[START OF DATA PROVIDED]
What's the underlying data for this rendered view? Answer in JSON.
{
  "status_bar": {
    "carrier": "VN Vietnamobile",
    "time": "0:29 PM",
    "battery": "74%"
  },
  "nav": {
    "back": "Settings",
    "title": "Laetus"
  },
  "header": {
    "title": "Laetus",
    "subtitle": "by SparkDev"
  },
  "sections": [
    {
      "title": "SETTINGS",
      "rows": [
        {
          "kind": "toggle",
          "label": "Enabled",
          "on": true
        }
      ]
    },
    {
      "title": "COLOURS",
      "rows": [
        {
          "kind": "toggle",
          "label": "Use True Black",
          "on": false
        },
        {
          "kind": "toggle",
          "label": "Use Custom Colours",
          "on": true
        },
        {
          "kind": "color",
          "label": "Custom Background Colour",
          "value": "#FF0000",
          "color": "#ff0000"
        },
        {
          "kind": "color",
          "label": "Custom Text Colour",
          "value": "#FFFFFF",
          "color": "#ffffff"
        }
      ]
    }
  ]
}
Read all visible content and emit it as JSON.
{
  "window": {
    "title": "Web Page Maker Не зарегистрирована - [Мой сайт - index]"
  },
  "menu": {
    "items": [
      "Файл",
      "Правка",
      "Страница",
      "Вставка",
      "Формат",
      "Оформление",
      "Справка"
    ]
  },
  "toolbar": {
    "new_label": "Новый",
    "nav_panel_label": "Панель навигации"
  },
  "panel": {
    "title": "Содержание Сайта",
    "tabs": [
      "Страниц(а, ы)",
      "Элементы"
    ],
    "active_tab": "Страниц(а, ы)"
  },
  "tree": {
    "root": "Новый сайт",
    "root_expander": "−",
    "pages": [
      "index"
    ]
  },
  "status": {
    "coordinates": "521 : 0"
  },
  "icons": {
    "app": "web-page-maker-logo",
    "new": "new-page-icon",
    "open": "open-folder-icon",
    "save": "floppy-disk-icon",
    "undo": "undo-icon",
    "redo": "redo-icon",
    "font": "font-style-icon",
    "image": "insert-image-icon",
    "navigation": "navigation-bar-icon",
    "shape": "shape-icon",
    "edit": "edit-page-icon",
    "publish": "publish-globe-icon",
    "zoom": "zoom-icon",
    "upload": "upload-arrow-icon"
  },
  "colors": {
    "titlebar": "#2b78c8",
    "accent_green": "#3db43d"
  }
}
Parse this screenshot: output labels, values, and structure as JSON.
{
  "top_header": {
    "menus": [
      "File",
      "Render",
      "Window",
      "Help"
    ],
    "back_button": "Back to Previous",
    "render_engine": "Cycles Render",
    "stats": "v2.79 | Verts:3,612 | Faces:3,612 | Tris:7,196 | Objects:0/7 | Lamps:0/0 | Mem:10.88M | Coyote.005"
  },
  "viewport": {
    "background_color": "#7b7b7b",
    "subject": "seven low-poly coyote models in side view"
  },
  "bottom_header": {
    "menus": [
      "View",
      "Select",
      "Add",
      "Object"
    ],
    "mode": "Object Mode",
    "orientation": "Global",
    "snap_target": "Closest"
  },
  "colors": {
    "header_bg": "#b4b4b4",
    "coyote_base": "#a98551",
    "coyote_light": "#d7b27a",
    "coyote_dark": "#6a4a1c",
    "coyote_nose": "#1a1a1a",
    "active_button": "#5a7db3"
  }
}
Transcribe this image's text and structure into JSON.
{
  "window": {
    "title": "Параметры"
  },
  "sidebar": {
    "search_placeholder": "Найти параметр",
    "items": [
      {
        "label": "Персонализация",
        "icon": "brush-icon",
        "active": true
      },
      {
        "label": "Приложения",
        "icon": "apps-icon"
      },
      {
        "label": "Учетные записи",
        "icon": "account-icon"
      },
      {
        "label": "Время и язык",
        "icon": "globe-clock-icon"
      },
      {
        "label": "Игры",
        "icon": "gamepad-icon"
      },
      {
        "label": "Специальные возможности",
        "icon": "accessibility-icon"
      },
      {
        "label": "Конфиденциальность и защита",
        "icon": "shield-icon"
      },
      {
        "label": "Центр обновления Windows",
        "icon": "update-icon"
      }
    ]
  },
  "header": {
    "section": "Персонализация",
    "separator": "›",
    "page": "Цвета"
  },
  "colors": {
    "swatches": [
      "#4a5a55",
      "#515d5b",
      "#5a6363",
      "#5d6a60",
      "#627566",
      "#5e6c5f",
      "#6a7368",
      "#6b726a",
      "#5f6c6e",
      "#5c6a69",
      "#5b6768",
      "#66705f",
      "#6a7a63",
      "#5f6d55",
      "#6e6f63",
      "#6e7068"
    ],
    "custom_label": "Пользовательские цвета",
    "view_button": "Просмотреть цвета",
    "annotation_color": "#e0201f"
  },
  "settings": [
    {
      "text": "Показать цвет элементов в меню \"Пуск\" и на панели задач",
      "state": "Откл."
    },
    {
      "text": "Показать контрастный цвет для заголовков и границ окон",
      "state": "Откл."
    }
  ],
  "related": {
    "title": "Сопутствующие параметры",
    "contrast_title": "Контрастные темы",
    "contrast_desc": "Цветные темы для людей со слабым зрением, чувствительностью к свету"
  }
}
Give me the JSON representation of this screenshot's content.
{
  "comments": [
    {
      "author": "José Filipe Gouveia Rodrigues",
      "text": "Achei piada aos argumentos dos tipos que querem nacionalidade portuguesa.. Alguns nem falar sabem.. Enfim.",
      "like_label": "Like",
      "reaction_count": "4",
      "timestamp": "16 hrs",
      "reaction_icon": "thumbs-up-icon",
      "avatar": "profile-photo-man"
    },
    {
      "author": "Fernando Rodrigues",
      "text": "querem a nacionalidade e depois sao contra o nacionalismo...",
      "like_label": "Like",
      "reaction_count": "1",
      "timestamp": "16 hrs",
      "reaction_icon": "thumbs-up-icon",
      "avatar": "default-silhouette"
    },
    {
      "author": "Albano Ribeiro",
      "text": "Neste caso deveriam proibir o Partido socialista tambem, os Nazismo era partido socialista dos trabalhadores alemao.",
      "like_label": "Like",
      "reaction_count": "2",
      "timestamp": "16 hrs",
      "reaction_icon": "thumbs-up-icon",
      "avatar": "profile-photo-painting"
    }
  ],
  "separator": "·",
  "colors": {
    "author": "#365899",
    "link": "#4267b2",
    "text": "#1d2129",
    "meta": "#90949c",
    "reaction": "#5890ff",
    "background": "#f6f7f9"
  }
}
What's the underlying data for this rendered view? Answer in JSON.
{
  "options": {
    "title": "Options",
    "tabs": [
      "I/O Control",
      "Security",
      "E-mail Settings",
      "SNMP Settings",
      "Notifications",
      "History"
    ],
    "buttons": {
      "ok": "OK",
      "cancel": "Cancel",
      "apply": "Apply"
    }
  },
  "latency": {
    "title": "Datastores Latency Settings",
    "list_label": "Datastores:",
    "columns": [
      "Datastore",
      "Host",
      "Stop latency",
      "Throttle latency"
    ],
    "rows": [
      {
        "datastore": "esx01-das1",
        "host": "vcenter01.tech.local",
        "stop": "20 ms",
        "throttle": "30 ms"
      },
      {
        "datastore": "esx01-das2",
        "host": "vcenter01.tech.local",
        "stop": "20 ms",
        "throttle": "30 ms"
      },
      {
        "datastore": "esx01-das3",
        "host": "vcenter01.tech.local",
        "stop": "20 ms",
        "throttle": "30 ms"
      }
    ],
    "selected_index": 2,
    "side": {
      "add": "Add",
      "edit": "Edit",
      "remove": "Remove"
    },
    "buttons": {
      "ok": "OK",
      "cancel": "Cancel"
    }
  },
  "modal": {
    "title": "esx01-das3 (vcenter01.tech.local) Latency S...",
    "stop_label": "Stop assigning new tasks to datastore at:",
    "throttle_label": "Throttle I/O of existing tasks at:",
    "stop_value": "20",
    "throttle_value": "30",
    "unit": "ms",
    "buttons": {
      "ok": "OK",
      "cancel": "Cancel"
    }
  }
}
[END OF DATA PROVIDED]
Using the exact wording, write out all of the records.

What's the underlying data for this rendered view? Answer in JSON.
{
  "status_bar": {
    "carrier": "VN Vietnamobile",
    "time": "0:29 PM",
    "battery": "74%"
  },
  "nav": {
    "back": "Settings",
    "title": "Laetus"
  },
  "header": {
    "title": "Laetus",
    "subtitle": "by SparkDev"
  },
  "sections": [
    {
      "title": "SETTINGS",
      "rows": [
        {
          "kind": "toggle",
          "label": "Enabled",
          "on": true
        }
      ]
    },
    {
      "title": "COLOURS",
      "rows": [
        {
          "kind": "toggle",
          "label": "Use True Black",
          "on": false
        },
        {
          "kind": "toggle",
          "label": "Use Custom Colours",
          "on": true
        },
        {
          "kind": "color",
          "label": "Custom Background Colour",
          "value": "#FF0000",
          "color": "#ff0000"
        },
        {
          "kind": "color",
          "label": "Custom Text Colour",
          "value": "#FFFFFF",
          "color": "#ffffff"
        }
      ]
    }
  ]
}
Read all visible content and emit it as JSON.
{
  "window": {
    "title": "Web Page Maker Не зарегистрирована - [Мой сайт - index]"
  },
  "menu": {
    "items": [
      "Файл",
      "Правка",
      "Страница",
      "Вставка",
      "Формат",
      "Оформление",
      "Справка"
    ]
  },
  "toolbar": {
    "new_label": "Новый",
    "nav_panel_label": "Панель навигации"
  },
  "panel": {
    "title": "Содержание Сайта",
    "tabs": [
      "Страниц(а, ы)",
      "Элементы"
    ],
    "active_tab": "Страниц(а, ы)"
  },
  "tree": {
    "root": "Новый сайт",
    "root_expander": "−",
    "pages": [
      "index"
    ]
  },
  "status": {
    "coordinates": "521 : 0"
  },
  "icons": {
    "app": "web-page-maker-logo",
    "new": "new-page-icon",
    "open": "open-folder-icon",
    "save": "floppy-disk-icon",
    "undo": "undo-icon",
    "redo": "redo-icon",
    "font": "font-style-icon",
    "image": "insert-image-icon",
    "navigation": "navigation-bar-icon",
    "shape": "shape-icon",
    "edit": "edit-page-icon",
    "publish": "publish-globe-icon",
    "zoom": "zoom-icon",
    "upload": "upload-arrow-icon"
  },
  "colors": {
    "titlebar": "#2b78c8",
    "accent_green": "#3db43d"
  }
}
Parse this screenshot: output labels, values, and structure as JSON.
{
  "top_header": {
    "menus": [
      "File",
      "Render",
      "Window",
      "Help"
    ],
    "back_button": "Back to Previous",
    "render_engine": "Cycles Render",
    "stats": "v2.79 | Verts:3,612 | Faces:3,612 | Tris:7,196 | Objects:0/7 | Lamps:0/0 | Mem:10.88M | Coyote.005"
  },
  "viewport": {
    "background_color": "#7b7b7b",
    "subject": "seven low-poly coyote models in side view"
  },
  "bottom_header": {
    "menus": [
      "View",
      "Select",
      "Add",
      "Object"
    ],
    "mode": "Object Mode",
    "orientation": "Global",
    "snap_target": "Closest"
  },
  "colors": {
    "header_bg": "#b4b4b4",
    "coyote_base": "#a98551",
    "coyote_light": "#d7b27a",
    "coyote_dark": "#6a4a1c",
    "coyote_nose": "#1a1a1a",
    "active_button": "#5a7db3"
  }
}
Transcribe this image's text and structure into JSON.
{
  "window": {
    "title": "Параметры"
  },
  "sidebar": {
    "search_placeholder": "Найти параметр",
    "items": [
      {
        "label": "Персонализация",
        "icon": "brush-icon",
        "active": true
      },
      {
        "label": "Приложения",
        "icon": "apps-icon"
      },
      {
        "label": "Учетные записи",
        "icon": "account-icon"
      },
      {
        "label": "Время и язык",
        "icon": "globe-clock-icon"
      },
      {
        "label": "Игры",
        "icon": "gamepad-icon"
      },
      {
        "label": "Специальные возможности",
        "icon": "accessibility-icon"
      },
      {
        "label": "Конфиденциальность и защита",
        "icon": "shield-icon"
      },
      {
        "label": "Центр обновления Windows",
        "icon": "update-icon"
      }
    ]
  },
  "header": {
    "section": "Персонализация",
    "separator": "›",
    "page": "Цвета"
  },
  "colors": {
    "swatches": [
      "#4a5a55",
      "#515d5b",
      "#5a6363",
      "#5d6a60",
      "#627566",
      "#5e6c5f",
      "#6a7368",
      "#6b726a",
      "#5f6c6e",
      "#5c6a69",
      "#5b6768",
      "#66705f",
      "#6a7a63",
      "#5f6d55",
      "#6e6f63",
      "#6e7068"
    ],
    "custom_label": "Пользовательские цвета",
    "view_button": "Просмотреть цвета",
    "annotation_color": "#e0201f"
  },
  "settings": [
    {
      "text": "Показать цвет элементов в меню \"Пуск\" и на панели задач",
      "state": "Откл."
    },
    {
      "text": "Показать контрастный цвет для заголовков и границ окон",
      "state": "Откл."
    }
  ],
  "related": {
    "title": "Сопутствующие параметры",
    "contrast_title": "Контрастные темы",
    "contrast_desc": "Цветные темы для людей со слабым зрением, чувствительностью к свету"
  }
}
Give me the JSON representation of this screenshot's content.
{
  "comments": [
    {
      "author": "José Filipe Gouveia Rodrigues",
      "text": "Achei piada aos argumentos dos tipos que querem nacionalidade portuguesa.. Alguns nem falar sabem.. Enfim.",
      "like_label": "Like",
      "reaction_count": "4",
      "timestamp": "16 hrs",
      "reaction_icon": "thumbs-up-icon",
      "avatar": "profile-photo-man"
    },
    {
      "author": "Fernando Rodrigues",
      "text": "querem a nacionalidade e depois sao contra o nacionalismo...",
      "like_label": "Like",
      "reaction_count": "1",
      "timestamp": "16 hrs",
      "reaction_icon": "thumbs-up-icon",
      "avatar": "default-silhouette"
    },
    {
      "author": "Albano Ribeiro",
      "text": "Neste caso deveriam proibir o Partido socialista tambem, os Nazismo era partido socialista dos trabalhadores alemao.",
      "like_label": "Like",
      "reaction_count": "2",
      "timestamp": "16 hrs",
      "reaction_icon": "thumbs-up-icon",
      "avatar": "profile-photo-painting"
    }
  ],
  "separator": "·",
  "colors": {
    "author": "#365899",
    "link": "#4267b2",
    "text": "#1d2129",
    "meta": "#90949c",
    "reaction": "#5890ff",
    "background": "#f6f7f9"
  }
}
What's the underlying data for this rendered view? Answer in JSON.
{
  "options": {
    "title": "Options",
    "tabs": [
      "I/O Control",
      "Security",
      "E-mail Settings",
      "SNMP Settings",
      "Notifications",
      "History"
    ],
    "buttons": {
      "ok": "OK",
      "cancel": "Cancel",
      "apply": "Apply"
    }
  },
  "latency": {
    "title": "Datastores Latency Settings",
    "list_label": "Datastores:",
    "columns": [
      "Datastore",
      "Host",
      "Stop latency",
      "Throttle latency"
    ],
    "rows": [
      {
        "datastore": "esx01-das1",
        "host": "vcenter01.tech.local",
        "stop": "20 ms",
        "throttle": "30 ms"
      },
      {
        "datastore": "esx01-das2",
        "host": "vcenter01.tech.local",
        "stop": "20 ms",
        "throttle": "30 ms"
      },
      {
        "datastore": "esx01-das3",
        "host": "vcenter01.tech.local",
        "stop": "20 ms",
        "throttle": "30 ms"
      }
    ],
    "selected_index": 2,
    "side": {
      "add": "Add",
      "edit": "Edit",
      "remove": "Remove"
    },
    "buttons": {
      "ok": "OK",
      "cancel": "Cancel"
    }
  },
  "modal": {
    "title": "esx01-das3 (vcenter01.tech.local) Latency S...",
    "stop_label": "Stop assigning new tasks to datastore at:",
    "throttle_label": "Throttle I/O of existing tasks at:",
    "stop_value": "20",
    "throttle_value": "30",
    "unit": "ms",
    "buttons": {
      "ok": "OK",
      "cancel": "Cancel"
    }
  }
}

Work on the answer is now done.